Task to carry out: Provide only the number of lines in the listing that contain the string "values".

Given data:

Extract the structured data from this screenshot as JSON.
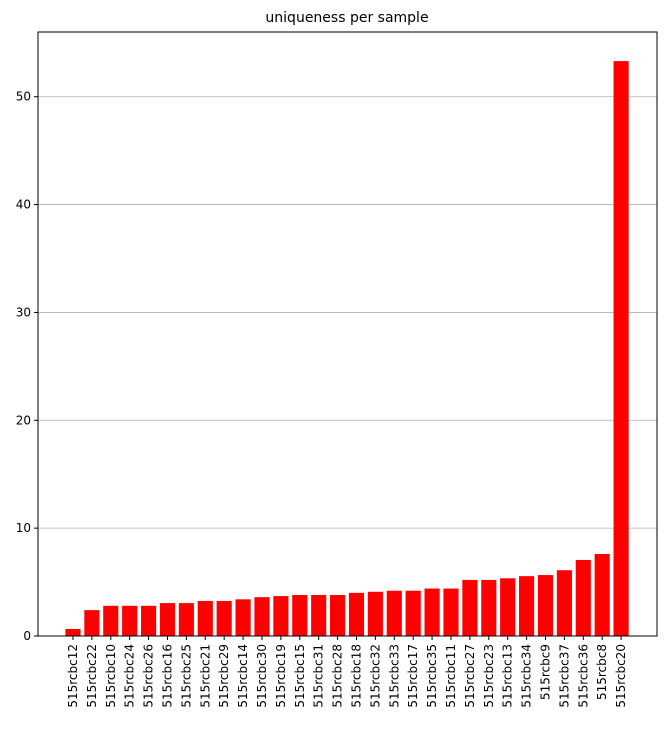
{
  "chart_data": {
    "type": "bar",
    "title": "uniqueness per sample",
    "categories": [
      "515rcbc12",
      "515rcbc22",
      "515rcbc10",
      "515rcbc24",
      "515rcbc26",
      "515rcbc16",
      "515rcbc25",
      "515rcbc21",
      "515rcbc29",
      "515rcbc14",
      "515rcbc30",
      "515rcbc19",
      "515rcbc15",
      "515rcbc31",
      "515rcbc28",
      "515rcbc18",
      "515rcbc32",
      "515rcbc33",
      "515rcbc17",
      "515rcbc35",
      "515rcbc11",
      "515rcbc27",
      "515rcbc23",
      "515rcbc13",
      "515rcbc34",
      "515rcbc9",
      "515rcbc37",
      "515rcbc36",
      "515rcbc8",
      "515rcbc20"
    ],
    "values": [
      0.65,
      2.4,
      2.8,
      2.8,
      2.8,
      3.05,
      3.05,
      3.25,
      3.25,
      3.4,
      3.6,
      3.7,
      3.8,
      3.8,
      3.8,
      4.0,
      4.1,
      4.2,
      4.2,
      4.4,
      4.4,
      5.2,
      5.2,
      5.35,
      5.55,
      5.65,
      6.1,
      7.05,
      7.6,
      53.3
    ],
    "color": "#ff0000",
    "ylim": [
      0,
      56
    ],
    "yticks": [
      0,
      10,
      20,
      30,
      40,
      50
    ],
    "grid": true
  }
}
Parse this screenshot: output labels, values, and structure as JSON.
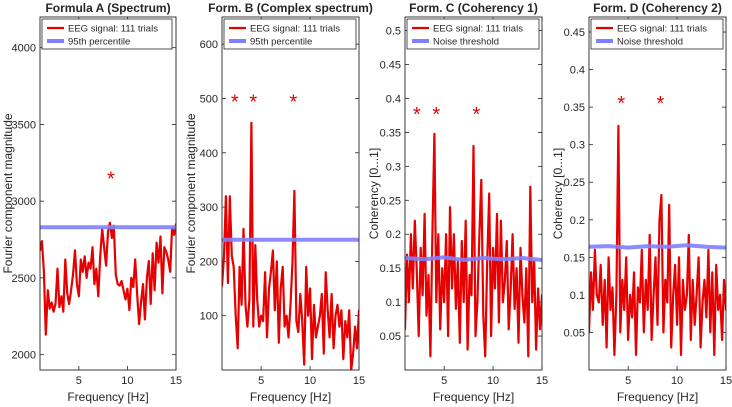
{
  "chart_data": [
    {
      "type": "line",
      "title": "Formula A (Spectrum)",
      "xlabel": "Frequency [Hz]",
      "ylabel": "Fourier component magnitude",
      "xlim": [
        1,
        15
      ],
      "ylim": [
        1900,
        4200
      ],
      "xticks": [
        5,
        10,
        15
      ],
      "yticks": [
        2000,
        2500,
        3000,
        3500,
        4000
      ],
      "legend_position": "top-left",
      "series": [
        {
          "name": "EEG signal: 111 trials",
          "color": "#e60000",
          "x": [
            1,
            1.2,
            1.4,
            1.6,
            1.8,
            2,
            2.2,
            2.4,
            2.6,
            2.8,
            3,
            3.2,
            3.4,
            3.6,
            3.8,
            4,
            4.2,
            4.4,
            4.6,
            4.8,
            5,
            5.2,
            5.4,
            5.6,
            5.8,
            6,
            6.2,
            6.4,
            6.6,
            6.8,
            7,
            7.2,
            7.4,
            7.6,
            7.8,
            8,
            8.2,
            8.4,
            8.6,
            8.8,
            9,
            9.2,
            9.4,
            9.6,
            9.8,
            10,
            10.2,
            10.4,
            10.6,
            10.8,
            11,
            11.2,
            11.4,
            11.6,
            11.8,
            12,
            12.2,
            12.4,
            12.6,
            12.8,
            13,
            13.2,
            13.4,
            13.6,
            13.8,
            14,
            14.2,
            14.4,
            14.6,
            14.8,
            15
          ],
          "y": [
            2680,
            2740,
            2540,
            2130,
            2420,
            2300,
            2340,
            2280,
            2330,
            2560,
            2310,
            2380,
            2280,
            2620,
            2400,
            2330,
            2420,
            2520,
            2680,
            2460,
            2380,
            2620,
            2540,
            2640,
            2500,
            2600,
            2560,
            2700,
            2460,
            2560,
            2380,
            2640,
            2820,
            2700,
            2580,
            2800,
            2860,
            2760,
            2840,
            2520,
            2460,
            2450,
            2480,
            2420,
            2360,
            2430,
            2290,
            2500,
            2440,
            2620,
            2400,
            2200,
            2340,
            2460,
            2230,
            2500,
            2610,
            2330,
            2660,
            2420,
            2730,
            2600,
            2770,
            2400,
            2700,
            2670,
            2620,
            2540,
            2830,
            2780,
            2850
          ]
        },
        {
          "name": "95th percentile",
          "color": "#7f7fff",
          "x": [
            1,
            15
          ],
          "y": [
            2830,
            2830
          ]
        }
      ],
      "markers": [
        {
          "x": 8.3,
          "y": 3160,
          "symbol": "*"
        }
      ]
    },
    {
      "type": "line",
      "title": "Form. B (Complex spectrum)",
      "xlabel": "Frequency [Hz]",
      "ylabel": "Fourier component magnitude",
      "xlim": [
        1,
        15
      ],
      "ylim": [
        0,
        650
      ],
      "xticks": [
        5,
        10,
        15
      ],
      "yticks": [
        100,
        200,
        300,
        400,
        500,
        600
      ],
      "legend_position": "top-left",
      "series": [
        {
          "name": "EEG signal: 111 trials",
          "color": "#e60000",
          "x": [
            1,
            1.2,
            1.4,
            1.6,
            1.8,
            2,
            2.2,
            2.4,
            2.6,
            2.8,
            3,
            3.2,
            3.4,
            3.6,
            3.8,
            4,
            4.2,
            4.4,
            4.6,
            4.8,
            5,
            5.2,
            5.4,
            5.6,
            5.8,
            6,
            6.2,
            6.4,
            6.6,
            6.8,
            7,
            7.2,
            7.4,
            7.6,
            7.8,
            8,
            8.2,
            8.4,
            8.6,
            8.8,
            9,
            9.2,
            9.4,
            9.6,
            9.8,
            10,
            10.2,
            10.4,
            10.6,
            10.8,
            11,
            11.2,
            11.4,
            11.6,
            11.8,
            12,
            12.2,
            12.4,
            12.6,
            12.8,
            13,
            13.2,
            13.4,
            13.6,
            13.8,
            14,
            14.2,
            14.4,
            14.6,
            14.8,
            15
          ],
          "y": [
            155,
            210,
            320,
            160,
            320,
            210,
            190,
            100,
            40,
            190,
            120,
            260,
            120,
            80,
            130,
            455,
            80,
            230,
            130,
            80,
            100,
            90,
            180,
            60,
            150,
            180,
            220,
            110,
            200,
            50,
            150,
            190,
            80,
            100,
            60,
            120,
            200,
            330,
            90,
            70,
            140,
            90,
            10,
            190,
            100,
            150,
            20,
            120,
            60,
            80,
            100,
            140,
            30,
            180,
            110,
            60,
            140,
            40,
            100,
            120,
            80,
            110,
            20,
            90,
            60,
            110,
            0,
            30,
            80,
            40,
            110
          ]
        },
        {
          "name": "95th percentile",
          "color": "#7f7fff",
          "x": [
            1,
            15
          ],
          "y": [
            240,
            240
          ]
        }
      ],
      "markers": [
        {
          "x": 2.3,
          "y": 498,
          "symbol": "*"
        },
        {
          "x": 4.2,
          "y": 498,
          "symbol": "*"
        },
        {
          "x": 8.3,
          "y": 498,
          "symbol": "*"
        }
      ]
    },
    {
      "type": "line",
      "title": "Form. C (Coherency 1)",
      "xlabel": "Frequency [Hz]",
      "ylabel": "Coherency [0...1]",
      "xlim": [
        1,
        15
      ],
      "ylim": [
        0,
        0.52
      ],
      "xticks": [
        5,
        10,
        15
      ],
      "yticks": [
        0.05,
        0.1,
        0.15,
        0.2,
        0.25,
        0.3,
        0.35,
        0.4,
        0.45,
        0.5
      ],
      "legend_position": "top-left",
      "series": [
        {
          "name": "EEG signal: 111 trials",
          "color": "#e60000",
          "x": [
            1,
            1.2,
            1.4,
            1.6,
            1.8,
            2,
            2.2,
            2.4,
            2.6,
            2.8,
            3,
            3.2,
            3.4,
            3.6,
            3.8,
            4,
            4.2,
            4.4,
            4.6,
            4.8,
            5,
            5.2,
            5.4,
            5.6,
            5.8,
            6,
            6.2,
            6.4,
            6.6,
            6.8,
            7,
            7.2,
            7.4,
            7.6,
            7.8,
            8,
            8.2,
            8.4,
            8.6,
            8.8,
            9,
            9.2,
            9.4,
            9.6,
            9.8,
            10,
            10.2,
            10.4,
            10.6,
            10.8,
            11,
            11.2,
            11.4,
            11.6,
            11.8,
            12,
            12.2,
            12.4,
            12.6,
            12.8,
            13,
            13.2,
            13.4,
            13.6,
            13.8,
            14,
            14.2,
            14.4,
            14.6,
            14.8,
            15
          ],
          "y": [
            0.06,
            0.17,
            0.1,
            0.2,
            0.12,
            0.22,
            0.15,
            0.05,
            0.18,
            0.11,
            0.23,
            0.08,
            0.14,
            0.02,
            0.2,
            0.348,
            0.1,
            0.2,
            0.06,
            0.15,
            0.1,
            0.2,
            0.05,
            0.24,
            0.12,
            0.2,
            0.09,
            0.16,
            0.04,
            0.19,
            0.1,
            0.22,
            0.03,
            0.14,
            0.11,
            0.33,
            0.05,
            0.1,
            0.2,
            0.28,
            0.08,
            0.02,
            0.16,
            0.26,
            0.05,
            0.18,
            0.12,
            0.23,
            0.07,
            0.22,
            0.1,
            0.13,
            0.19,
            0.06,
            0.12,
            0.2,
            0.09,
            0.15,
            0.04,
            0.18,
            0.11,
            0.07,
            0.15,
            0.02,
            0.27,
            0.1,
            0.16,
            0.03,
            0.12,
            0.06,
            0.11
          ]
        },
        {
          "name": "Noise threshold",
          "color": "#7f7fff",
          "x": [
            1,
            3,
            5,
            7,
            9,
            11,
            13,
            15
          ],
          "y": [
            0.165,
            0.163,
            0.166,
            0.162,
            0.165,
            0.163,
            0.165,
            0.162
          ]
        }
      ],
      "markers": [
        {
          "x": 2.2,
          "y": 0.38,
          "symbol": "*"
        },
        {
          "x": 4.2,
          "y": 0.38,
          "symbol": "*"
        },
        {
          "x": 8.3,
          "y": 0.38,
          "symbol": "*"
        }
      ]
    },
    {
      "type": "line",
      "title": "Form. D (Coherency 2)",
      "xlabel": "Frequency [Hz]",
      "ylabel": "Coherency [0...1]",
      "xlim": [
        1,
        15
      ],
      "ylim": [
        0,
        0.47
      ],
      "xticks": [
        5,
        10,
        15
      ],
      "yticks": [
        0.05,
        0.1,
        0.15,
        0.2,
        0.25,
        0.3,
        0.35,
        0.4,
        0.45
      ],
      "legend_position": "top-left",
      "series": [
        {
          "name": "EEG signal: 111 trials",
          "color": "#e60000",
          "x": [
            1,
            1.2,
            1.4,
            1.6,
            1.8,
            2,
            2.2,
            2.4,
            2.6,
            2.8,
            3,
            3.2,
            3.4,
            3.6,
            3.8,
            4,
            4.2,
            4.4,
            4.6,
            4.8,
            5,
            5.2,
            5.4,
            5.6,
            5.8,
            6,
            6.2,
            6.4,
            6.6,
            6.8,
            7,
            7.2,
            7.4,
            7.6,
            7.8,
            8,
            8.2,
            8.4,
            8.6,
            8.8,
            9,
            9.2,
            9.4,
            9.6,
            9.8,
            10,
            10.2,
            10.4,
            10.6,
            10.8,
            11,
            11.2,
            11.4,
            11.6,
            11.8,
            12,
            12.2,
            12.4,
            12.6,
            12.8,
            13,
            13.2,
            13.4,
            13.6,
            13.8,
            14,
            14.2,
            14.4,
            14.6,
            14.8,
            15
          ],
          "y": [
            0.05,
            0.13,
            0.08,
            0.16,
            0.1,
            0.09,
            0.14,
            0.06,
            0.12,
            0.03,
            0.15,
            0.08,
            0.11,
            0.02,
            0.1,
            0.325,
            0.05,
            0.12,
            0.08,
            0.15,
            0.04,
            0.1,
            0.07,
            0.13,
            0.02,
            0.11,
            0.09,
            0.16,
            0.05,
            0.12,
            0.08,
            0.18,
            0.04,
            0.1,
            0.15,
            0.06,
            0.2,
            0.233,
            0.05,
            0.12,
            0.09,
            0.22,
            0.03,
            0.1,
            0.14,
            0.06,
            0.15,
            0.02,
            0.12,
            0.08,
            0.1,
            0.18,
            0.04,
            0.12,
            0.06,
            0.1,
            0.15,
            0.03,
            0.09,
            0.12,
            0.07,
            0.16,
            0.05,
            0.13,
            0.02,
            0.14,
            0.08,
            0.1,
            0.04,
            0.12,
            0.08
          ]
        },
        {
          "name": "Noise threshold",
          "color": "#7f7fff",
          "x": [
            1,
            3,
            5,
            7,
            9,
            11,
            13,
            15
          ],
          "y": [
            0.164,
            0.165,
            0.163,
            0.165,
            0.164,
            0.166,
            0.164,
            0.163
          ]
        }
      ],
      "markers": [
        {
          "x": 4.3,
          "y": 0.358,
          "symbol": "*"
        },
        {
          "x": 8.3,
          "y": 0.358,
          "symbol": "*"
        }
      ]
    }
  ]
}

Exercise solution: 2